▶ _Short exercise_: Reproduce each line from the records that holds "Network".

▶ _Exercise input_:

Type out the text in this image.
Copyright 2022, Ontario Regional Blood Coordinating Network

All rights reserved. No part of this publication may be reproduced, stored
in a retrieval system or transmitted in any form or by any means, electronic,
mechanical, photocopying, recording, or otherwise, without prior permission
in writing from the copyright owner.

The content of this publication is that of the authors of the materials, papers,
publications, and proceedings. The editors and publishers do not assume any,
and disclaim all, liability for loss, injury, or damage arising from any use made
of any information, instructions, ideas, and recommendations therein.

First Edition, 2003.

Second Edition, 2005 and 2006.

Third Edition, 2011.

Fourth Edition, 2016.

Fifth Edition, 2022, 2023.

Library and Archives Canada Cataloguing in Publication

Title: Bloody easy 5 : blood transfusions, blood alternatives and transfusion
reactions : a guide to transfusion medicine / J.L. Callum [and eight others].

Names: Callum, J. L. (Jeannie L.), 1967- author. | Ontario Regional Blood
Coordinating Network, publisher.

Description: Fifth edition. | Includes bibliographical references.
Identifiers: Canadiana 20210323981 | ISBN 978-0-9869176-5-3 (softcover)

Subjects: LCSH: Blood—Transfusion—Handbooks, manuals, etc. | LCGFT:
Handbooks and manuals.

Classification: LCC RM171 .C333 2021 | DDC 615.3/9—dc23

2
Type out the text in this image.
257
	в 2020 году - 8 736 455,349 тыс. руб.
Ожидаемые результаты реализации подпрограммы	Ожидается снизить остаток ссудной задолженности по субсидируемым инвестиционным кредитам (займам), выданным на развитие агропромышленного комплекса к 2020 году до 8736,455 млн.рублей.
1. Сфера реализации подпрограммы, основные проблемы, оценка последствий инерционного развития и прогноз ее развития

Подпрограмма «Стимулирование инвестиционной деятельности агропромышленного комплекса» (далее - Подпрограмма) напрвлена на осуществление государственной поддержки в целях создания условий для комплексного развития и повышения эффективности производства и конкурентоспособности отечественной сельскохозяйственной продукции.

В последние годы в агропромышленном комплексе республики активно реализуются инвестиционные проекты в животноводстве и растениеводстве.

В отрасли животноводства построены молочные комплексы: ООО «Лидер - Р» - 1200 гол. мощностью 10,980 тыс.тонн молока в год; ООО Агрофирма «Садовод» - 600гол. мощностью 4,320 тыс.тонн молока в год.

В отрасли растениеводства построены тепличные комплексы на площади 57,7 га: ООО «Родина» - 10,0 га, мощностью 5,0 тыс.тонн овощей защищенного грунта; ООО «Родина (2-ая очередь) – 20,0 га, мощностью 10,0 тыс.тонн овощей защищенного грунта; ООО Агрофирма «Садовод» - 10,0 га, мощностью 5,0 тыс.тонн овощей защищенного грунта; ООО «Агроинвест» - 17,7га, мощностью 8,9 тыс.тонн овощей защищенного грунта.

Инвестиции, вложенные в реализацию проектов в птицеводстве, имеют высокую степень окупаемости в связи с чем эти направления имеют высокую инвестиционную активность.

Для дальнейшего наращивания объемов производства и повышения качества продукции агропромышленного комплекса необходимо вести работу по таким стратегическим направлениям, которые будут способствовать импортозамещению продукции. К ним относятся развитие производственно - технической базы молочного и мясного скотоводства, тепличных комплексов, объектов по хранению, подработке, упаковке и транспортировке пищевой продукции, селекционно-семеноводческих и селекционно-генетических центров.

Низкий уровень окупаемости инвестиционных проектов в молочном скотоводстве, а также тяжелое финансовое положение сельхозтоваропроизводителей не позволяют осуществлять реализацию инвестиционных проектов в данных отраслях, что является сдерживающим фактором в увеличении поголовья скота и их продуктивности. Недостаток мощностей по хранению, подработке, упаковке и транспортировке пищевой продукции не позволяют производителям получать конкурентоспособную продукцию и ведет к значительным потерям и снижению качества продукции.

▶ _Exercise solution_:
Copyright 2022, Ontario Regional Blood Coordinating Network
Coordinating Network, publisher.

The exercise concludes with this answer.